Exercise objective:
Leave out the pictures and repeat everything else in the records exactly.
— Start —
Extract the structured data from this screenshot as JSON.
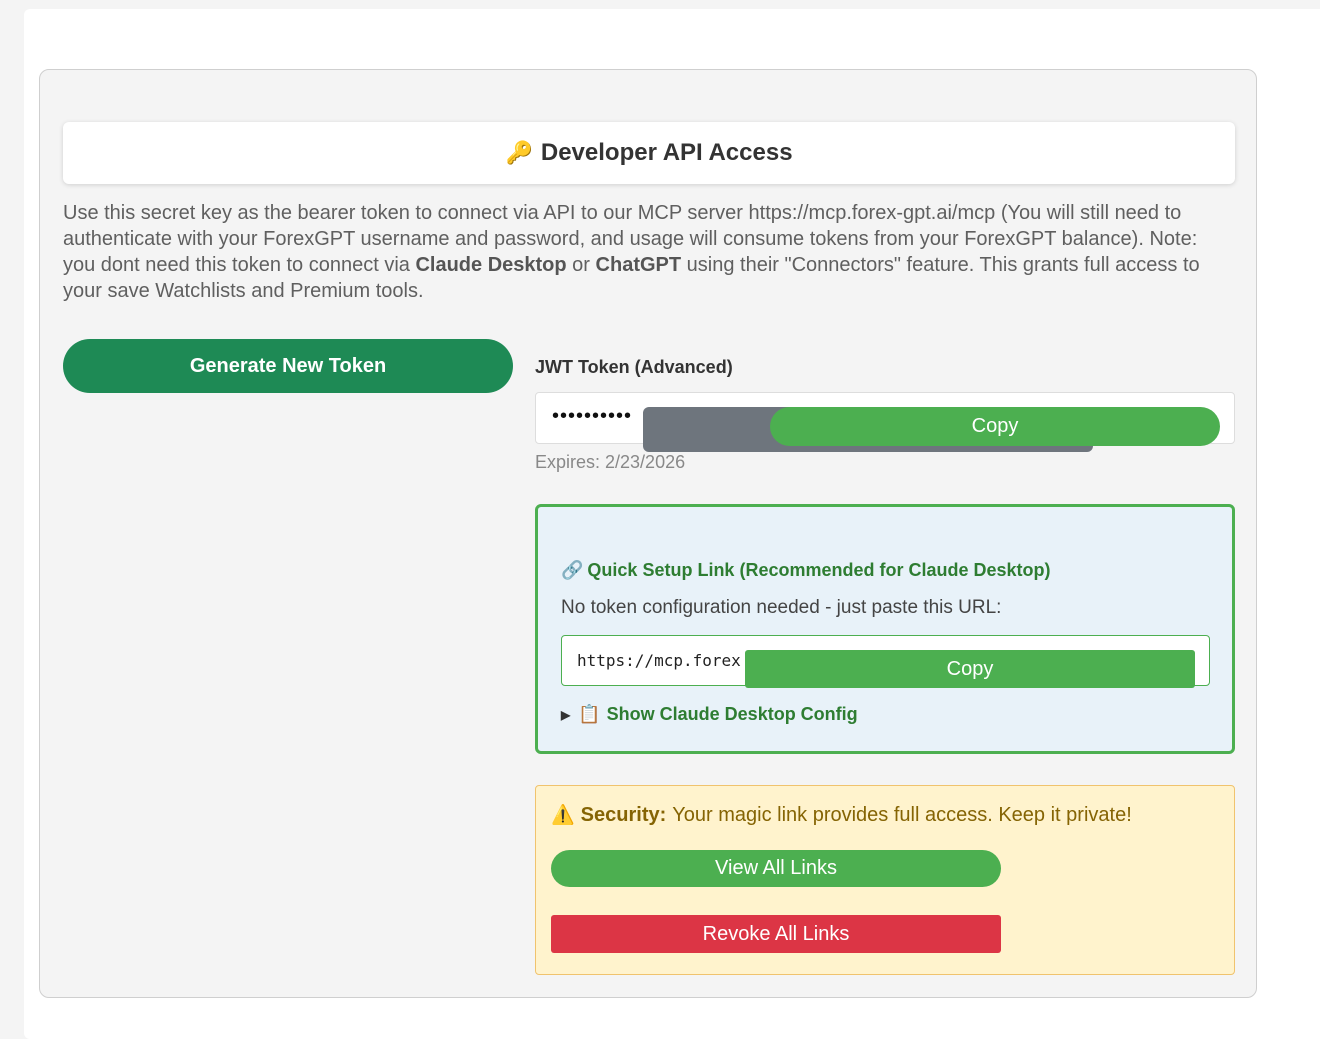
{
  "header": {
    "title": "Developer API Access",
    "icon": "key-icon"
  },
  "intro": {
    "text_1": "Use this secret key as the bearer token to connect via API to our MCP server https://mcp.forex-gpt.ai/mcp (You will still need to authenticate with your ForexGPT username and password, and usage will consume tokens from your ForexGPT balance). Note: you dont need this token to connect via ",
    "bold_1": "Claude Desktop",
    "text_2": " or ",
    "bold_2": "ChatGPT",
    "text_3": " using their \"Connectors\" feature. This grants full access to your save Watchlists and Premium tools."
  },
  "actions": {
    "generate_label": "Generate New Token"
  },
  "jwt": {
    "label": "JWT Token (Advanced)",
    "masked_value": "••••••••••",
    "copy_label": "Copy",
    "expires": "Expires: 2/23/2026"
  },
  "quick_setup": {
    "title": "Quick Setup Link (Recommended for Claude Desktop)",
    "subtitle": "No token configuration needed - just paste this URL:",
    "url": "https://mcp.forex",
    "copy_label": "Copy",
    "config_toggle": "Show Claude Desktop Config"
  },
  "security": {
    "label": "Security:",
    "message": "Your magic link provides full access. Keep it private!",
    "view_label": "View All Links",
    "revoke_label": "Revoke All Links"
  },
  "colors": {
    "primary_green": "#1e8a55",
    "accent_green": "#4caf50",
    "danger_red": "#dc3545",
    "warning_bg": "#fff3cd",
    "info_bg": "#e8f2f9"
  }
}
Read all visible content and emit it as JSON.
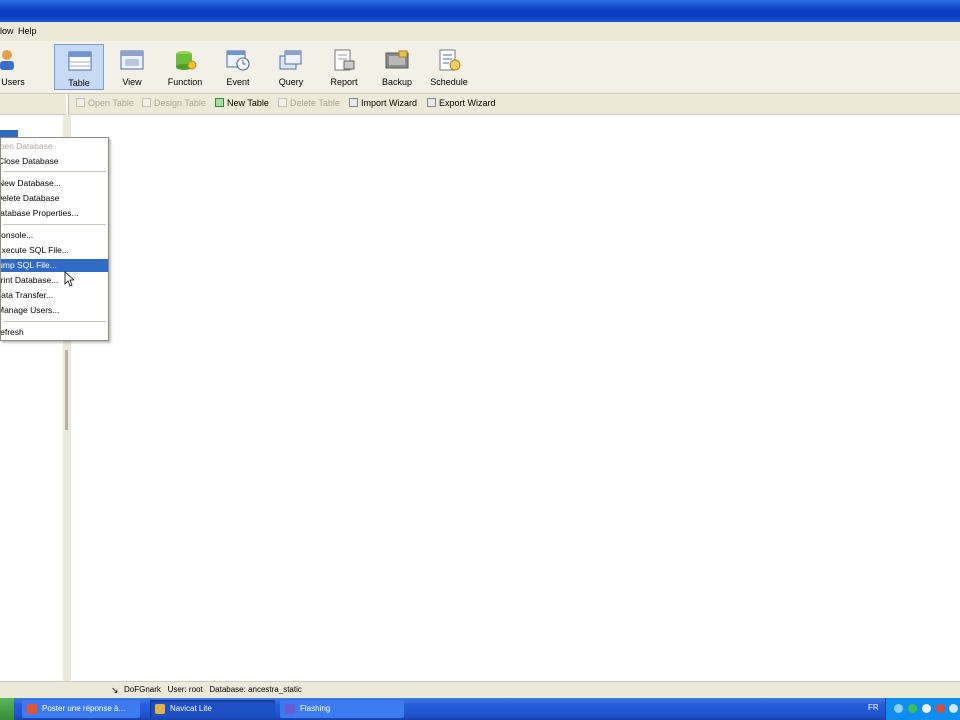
— End —
The answer:
Extract the structured data from this screenshot as JSON.
{
  "header": {
    "title": "Developer API Access",
    "icon": "key-icon"
  },
  "intro": {
    "text_1": "Use this secret key as the bearer token to connect via API to our MCP server https://mcp.forex-gpt.ai/mcp (You will still need to authenticate with your ForexGPT username and password, and usage will consume tokens from your ForexGPT balance). Note: you dont need this token to connect via ",
    "bold_1": "Claude Desktop",
    "text_2": " or ",
    "bold_2": "ChatGPT",
    "text_3": " using their \"Connectors\" feature. This grants full access to your save Watchlists and Premium tools."
  },
  "actions": {
    "generate_label": "Generate New Token"
  },
  "jwt": {
    "label": "JWT Token (Advanced)",
    "masked_value": "••••••••••",
    "copy_label": "Copy",
    "expires": "Expires: 2/23/2026"
  },
  "quick_setup": {
    "title": "Quick Setup Link (Recommended for Claude Desktop)",
    "subtitle": "No token configuration needed - just paste this URL:",
    "url": "https://mcp.forex",
    "copy_label": "Copy",
    "config_toggle": "Show Claude Desktop Config"
  },
  "security": {
    "label": "Security:",
    "message": "Your magic link provides full access. Keep it private!",
    "view_label": "View All Links",
    "revoke_label": "Revoke All Links"
  },
  "colors": {
    "primary_green": "#1e8a55",
    "accent_green": "#4caf50",
    "danger_red": "#dc3545",
    "warning_bg": "#fff3cd",
    "info_bg": "#e8f2f9"
  }
}
Read all visible content and emit it as JSON.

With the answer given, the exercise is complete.